== Exercise input

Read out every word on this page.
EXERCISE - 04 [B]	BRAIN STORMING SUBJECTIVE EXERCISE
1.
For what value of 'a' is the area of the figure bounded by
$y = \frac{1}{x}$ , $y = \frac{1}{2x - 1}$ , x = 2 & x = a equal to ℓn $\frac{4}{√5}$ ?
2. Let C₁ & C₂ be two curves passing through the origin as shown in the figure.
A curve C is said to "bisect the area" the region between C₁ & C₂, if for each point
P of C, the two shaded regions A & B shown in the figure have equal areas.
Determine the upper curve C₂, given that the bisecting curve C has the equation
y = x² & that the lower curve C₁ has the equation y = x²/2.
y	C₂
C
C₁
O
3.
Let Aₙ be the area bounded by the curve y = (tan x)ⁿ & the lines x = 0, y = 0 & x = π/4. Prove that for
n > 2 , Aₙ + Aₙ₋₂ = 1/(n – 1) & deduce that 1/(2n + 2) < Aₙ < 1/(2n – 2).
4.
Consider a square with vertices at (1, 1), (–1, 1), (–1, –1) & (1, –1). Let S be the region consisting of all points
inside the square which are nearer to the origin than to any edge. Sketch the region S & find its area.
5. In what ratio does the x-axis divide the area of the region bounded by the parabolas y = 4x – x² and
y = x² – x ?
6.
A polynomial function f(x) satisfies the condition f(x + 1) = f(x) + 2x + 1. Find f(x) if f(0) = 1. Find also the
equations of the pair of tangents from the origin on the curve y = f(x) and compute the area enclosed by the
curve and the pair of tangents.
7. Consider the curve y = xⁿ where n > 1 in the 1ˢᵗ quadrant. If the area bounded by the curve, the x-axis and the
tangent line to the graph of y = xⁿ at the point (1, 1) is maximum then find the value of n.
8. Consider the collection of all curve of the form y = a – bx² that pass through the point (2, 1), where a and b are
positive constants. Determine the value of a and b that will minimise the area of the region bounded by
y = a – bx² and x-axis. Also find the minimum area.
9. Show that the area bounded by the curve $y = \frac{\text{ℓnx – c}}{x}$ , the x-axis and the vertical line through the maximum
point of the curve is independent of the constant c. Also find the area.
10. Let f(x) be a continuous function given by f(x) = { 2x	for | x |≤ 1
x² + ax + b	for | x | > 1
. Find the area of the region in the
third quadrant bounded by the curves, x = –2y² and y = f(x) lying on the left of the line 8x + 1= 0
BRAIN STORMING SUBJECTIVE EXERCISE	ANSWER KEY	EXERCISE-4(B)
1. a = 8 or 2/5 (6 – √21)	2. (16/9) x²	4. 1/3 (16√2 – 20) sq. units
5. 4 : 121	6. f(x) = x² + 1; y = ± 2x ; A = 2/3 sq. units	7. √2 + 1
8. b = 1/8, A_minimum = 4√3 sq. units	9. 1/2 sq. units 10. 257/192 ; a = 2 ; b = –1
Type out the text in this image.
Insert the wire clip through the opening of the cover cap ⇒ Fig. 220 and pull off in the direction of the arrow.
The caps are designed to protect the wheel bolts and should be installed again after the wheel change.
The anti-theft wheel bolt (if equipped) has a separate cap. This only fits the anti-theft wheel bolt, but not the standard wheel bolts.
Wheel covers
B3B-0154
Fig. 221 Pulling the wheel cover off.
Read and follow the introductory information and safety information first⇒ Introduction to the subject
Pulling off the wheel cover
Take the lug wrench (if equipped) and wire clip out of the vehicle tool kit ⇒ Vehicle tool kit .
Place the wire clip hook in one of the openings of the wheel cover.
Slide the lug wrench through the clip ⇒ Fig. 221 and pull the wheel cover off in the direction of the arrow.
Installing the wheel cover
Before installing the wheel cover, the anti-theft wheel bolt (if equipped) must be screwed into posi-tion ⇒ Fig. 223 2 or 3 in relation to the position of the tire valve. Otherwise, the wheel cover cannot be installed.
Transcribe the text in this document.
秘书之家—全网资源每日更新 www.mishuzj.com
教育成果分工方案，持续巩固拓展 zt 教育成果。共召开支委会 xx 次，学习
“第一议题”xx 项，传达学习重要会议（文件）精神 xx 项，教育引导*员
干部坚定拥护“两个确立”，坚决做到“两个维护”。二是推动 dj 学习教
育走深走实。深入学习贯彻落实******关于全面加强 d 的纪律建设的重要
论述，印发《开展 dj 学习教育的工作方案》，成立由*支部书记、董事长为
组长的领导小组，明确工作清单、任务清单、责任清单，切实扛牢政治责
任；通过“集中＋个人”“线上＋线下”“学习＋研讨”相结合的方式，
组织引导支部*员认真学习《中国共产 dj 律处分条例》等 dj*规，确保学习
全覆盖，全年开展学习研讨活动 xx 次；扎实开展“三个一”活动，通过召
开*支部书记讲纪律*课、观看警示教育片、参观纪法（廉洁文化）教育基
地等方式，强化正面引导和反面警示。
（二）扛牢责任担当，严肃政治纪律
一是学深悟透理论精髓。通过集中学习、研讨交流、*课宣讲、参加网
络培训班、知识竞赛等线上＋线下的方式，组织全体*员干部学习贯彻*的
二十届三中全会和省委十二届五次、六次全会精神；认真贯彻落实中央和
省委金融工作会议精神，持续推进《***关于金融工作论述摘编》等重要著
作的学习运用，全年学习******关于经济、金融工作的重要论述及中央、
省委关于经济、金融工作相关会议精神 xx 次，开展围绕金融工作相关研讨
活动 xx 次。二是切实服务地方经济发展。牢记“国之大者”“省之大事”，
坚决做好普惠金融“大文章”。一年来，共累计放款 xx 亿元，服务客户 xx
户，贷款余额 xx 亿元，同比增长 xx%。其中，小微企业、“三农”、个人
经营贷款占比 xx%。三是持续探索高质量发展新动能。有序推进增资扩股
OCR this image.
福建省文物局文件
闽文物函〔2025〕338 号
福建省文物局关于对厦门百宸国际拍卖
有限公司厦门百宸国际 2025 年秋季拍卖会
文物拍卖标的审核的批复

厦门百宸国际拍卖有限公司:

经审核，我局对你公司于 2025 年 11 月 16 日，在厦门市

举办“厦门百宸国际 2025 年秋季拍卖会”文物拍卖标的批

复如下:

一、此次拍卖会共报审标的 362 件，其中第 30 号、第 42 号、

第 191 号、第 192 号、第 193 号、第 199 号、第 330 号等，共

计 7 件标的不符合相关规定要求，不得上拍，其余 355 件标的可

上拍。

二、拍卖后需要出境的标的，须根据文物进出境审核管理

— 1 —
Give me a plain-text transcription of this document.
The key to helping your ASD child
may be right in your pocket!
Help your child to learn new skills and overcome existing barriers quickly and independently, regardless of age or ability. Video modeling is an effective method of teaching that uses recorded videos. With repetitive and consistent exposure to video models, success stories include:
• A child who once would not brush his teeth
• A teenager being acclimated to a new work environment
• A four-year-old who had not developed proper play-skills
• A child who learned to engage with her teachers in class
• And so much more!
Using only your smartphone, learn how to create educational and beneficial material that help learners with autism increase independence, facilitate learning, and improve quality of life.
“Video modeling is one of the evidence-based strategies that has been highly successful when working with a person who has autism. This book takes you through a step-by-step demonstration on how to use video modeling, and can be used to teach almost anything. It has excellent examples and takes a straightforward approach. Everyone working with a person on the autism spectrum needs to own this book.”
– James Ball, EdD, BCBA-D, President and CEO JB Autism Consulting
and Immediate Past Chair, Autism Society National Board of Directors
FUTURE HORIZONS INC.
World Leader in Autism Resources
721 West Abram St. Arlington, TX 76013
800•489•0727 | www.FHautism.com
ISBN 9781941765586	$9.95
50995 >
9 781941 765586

====

### Written instruction
Each record must be returned exactly as it is written.

### Correct response
Read out every word on this page.
EXERCISE - 04 [B]	BRAIN STORMING SUBJECTIVE EXERCISE
1.
For what value of 'a' is the area of the figure bounded by
$y = \frac{1}{x}$ , $y = \frac{1}{2x - 1}$ , x = 2 & x = a equal to ℓn $\frac{4}{√5}$ ?
2. Let C₁ & C₂ be two curves passing through the origin as shown in the figure.
A curve C is said to "bisect the area" the region between C₁ & C₂, if for each point
P of C, the two shaded regions A & B shown in the figure have equal areas.
Determine the upper curve C₂, given that the bisecting curve C has the equation
y = x² & that the lower curve C₁ has the equation y = x²/2.
y	C₂
C
C₁
O
3.
Let Aₙ be the area bounded by the curve y = (tan x)ⁿ & the lines x = 0, y = 0 & x = π/4. Prove that for
n > 2 , Aₙ + Aₙ₋₂ = 1/(n – 1) & deduce that 1/(2n + 2) < Aₙ < 1/(2n – 2).
4.
Consider a square with vertices at (1, 1), (–1, 1), (–1, –1) & (1, –1). Let S be the region consisting of all points
inside the square which are nearer to the origin than to any edge. Sketch the region S & find its area.
5. In what ratio does the x-axis divide the area of the region bounded by the parabolas y = 4x – x² and
y = x² – x ?
6.
A polynomial function f(x) satisfies the condition f(x + 1) = f(x) + 2x + 1. Find f(x) if f(0) = 1. Find also the
equations of the pair of tangents from the origin on the curve y = f(x) and compute the area enclosed by the
curve and the pair of tangents.
7. Consider the curve y = xⁿ where n > 1 in the 1ˢᵗ quadrant. If the area bounded by the curve, the x-axis and the
tangent line to the graph of y = xⁿ at the point (1, 1) is maximum then find the value of n.
8. Consider the collection of all curve of the form y = a – bx² that pass through the point (2, 1), where a and b are
positive constants. Determine the value of a and b that will minimise the area of the region bounded by
y = a – bx² and x-axis. Also find the minimum area.
9. Show that the area bounded by the curve $y = \frac{\text{ℓnx – c}}{x}$ , the x-axis and the vertical line through the maximum
point of the curve is independent of the constant c. Also find the area.
10. Let f(x) be a continuous function given by f(x) = { 2x	for | x |≤ 1
x² + ax + b	for | x | > 1
. Find the area of the region in the
third quadrant bounded by the curves, x = –2y² and y = f(x) lying on the left of the line 8x + 1= 0
BRAIN STORMING SUBJECTIVE EXERCISE	ANSWER KEY	EXERCISE-4(B)
1. a = 8 or 2/5 (6 – √21)	2. (16/9) x²	4. 1/3 (16√2 – 20) sq. units
5. 4 : 121	6. f(x) = x² + 1; y = ± 2x ; A = 2/3 sq. units	7. √2 + 1
8. b = 1/8, A_minimum = 4√3 sq. units	9. 1/2 sq. units 10. 257/192 ; a = 2 ; b = –1
Type out the text in this image.
Insert the wire clip through the opening of the cover cap ⇒ Fig. 220 and pull off in the direction of the arrow.
The caps are designed to protect the wheel bolts and should be installed again after the wheel change.
The anti-theft wheel bolt (if equipped) has a separate cap. This only fits the anti-theft wheel bolt, but not the standard wheel bolts.
Wheel covers
B3B-0154
Fig. 221 Pulling the wheel cover off.
Read and follow the introductory information and safety information first⇒ Introduction to the subject
Pulling off the wheel cover
Take the lug wrench (if equipped) and wire clip out of the vehicle tool kit ⇒ Vehicle tool kit .
Place the wire clip hook in one of the openings of the wheel cover.
Slide the lug wrench through the clip ⇒ Fig. 221 and pull the wheel cover off in the direction of the arrow.
Installing the wheel cover
Before installing the wheel cover, the anti-theft wheel bolt (if equipped) must be screwed into posi-tion ⇒ Fig. 223 2 or 3 in relation to the position of the tire valve. Otherwise, the wheel cover cannot be installed.
Transcribe the text in this document.
秘书之家—全网资源每日更新 www.mishuzj.com
教育成果分工方案，持续巩固拓展 zt 教育成果。共召开支委会 xx 次，学习
“第一议题”xx 项，传达学习重要会议（文件）精神 xx 项，教育引导*员
干部坚定拥护“两个确立”，坚决做到“两个维护”。二是推动 dj 学习教
育走深走实。深入学习贯彻落实******关于全面加强 d 的纪律建设的重要
论述，印发《开展 dj 学习教育的工作方案》，成立由*支部书记、董事长为
组长的领导小组，明确工作清单、任务清单、责任清单，切实扛牢政治责
任；通过“集中＋个人”“线上＋线下”“学习＋研讨”相结合的方式，
组织引导支部*员认真学习《中国共产 dj 律处分条例》等 dj*规，确保学习
全覆盖，全年开展学习研讨活动 xx 次；扎实开展“三个一”活动，通过召
开*支部书记讲纪律*课、观看警示教育片、参观纪法（廉洁文化）教育基
地等方式，强化正面引导和反面警示。
（二）扛牢责任担当，严肃政治纪律
一是学深悟透理论精髓。通过集中学习、研讨交流、*课宣讲、参加网
络培训班、知识竞赛等线上＋线下的方式，组织全体*员干部学习贯彻*的
二十届三中全会和省委十二届五次、六次全会精神；认真贯彻落实中央和
省委金融工作会议精神，持续推进《***关于金融工作论述摘编》等重要著
作的学习运用，全年学习******关于经济、金融工作的重要论述及中央、
省委关于经济、金融工作相关会议精神 xx 次，开展围绕金融工作相关研讨
活动 xx 次。二是切实服务地方经济发展。牢记“国之大者”“省之大事”，
坚决做好普惠金融“大文章”。一年来，共累计放款 xx 亿元，服务客户 xx
户，贷款余额 xx 亿元，同比增长 xx%。其中，小微企业、“三农”、个人
经营贷款占比 xx%。三是持续探索高质量发展新动能。有序推进增资扩股
OCR this image.
福建省文物局文件
闽文物函〔2025〕338 号
福建省文物局关于对厦门百宸国际拍卖
有限公司厦门百宸国际 2025 年秋季拍卖会
文物拍卖标的审核的批复

厦门百宸国际拍卖有限公司:

经审核，我局对你公司于 2025 年 11 月 16 日，在厦门市

举办“厦门百宸国际 2025 年秋季拍卖会”文物拍卖标的批

复如下:

一、此次拍卖会共报审标的 362 件，其中第 30 号、第 42 号、

第 191 号、第 192 号、第 193 号、第 199 号、第 330 号等，共

计 7 件标的不符合相关规定要求，不得上拍，其余 355 件标的可

上拍。

二、拍卖后需要出境的标的，须根据文物进出境审核管理

— 1 —
Give me a plain-text transcription of this document.
The key to helping your ASD child
may be right in your pocket!
Help your child to learn new skills and overcome existing barriers quickly and independently, regardless of age or ability. Video modeling is an effective method of teaching that uses recorded videos. With repetitive and consistent exposure to video models, success stories include:
• A child who once would not brush his teeth
• A teenager being acclimated to a new work environment
• A four-year-old who had not developed proper play-skills
• A child who learned to engage with her teachers in class
• And so much more!
Using only your smartphone, learn how to create educational and beneficial material that help learners with autism increase independence, facilitate learning, and improve quality of life.
“Video modeling is one of the evidence-based strategies that has been highly successful when working with a person who has autism. This book takes you through a step-by-step demonstration on how to use video modeling, and can be used to teach almost anything. It has excellent examples and takes a straightforward approach. Everyone working with a person on the autism spectrum needs to own this book.”
– James Ball, EdD, BCBA-D, President and CEO JB Autism Consulting
and Immediate Past Chair, Autism Society National Board of Directors
FUTURE HORIZONS INC.
World Leader in Autism Resources
721 West Abram St. Arlington, TX 76013
800•489•0727 | www.FHautism.com
ISBN 9781941765586	$9.95
50995 >
9 781941 765586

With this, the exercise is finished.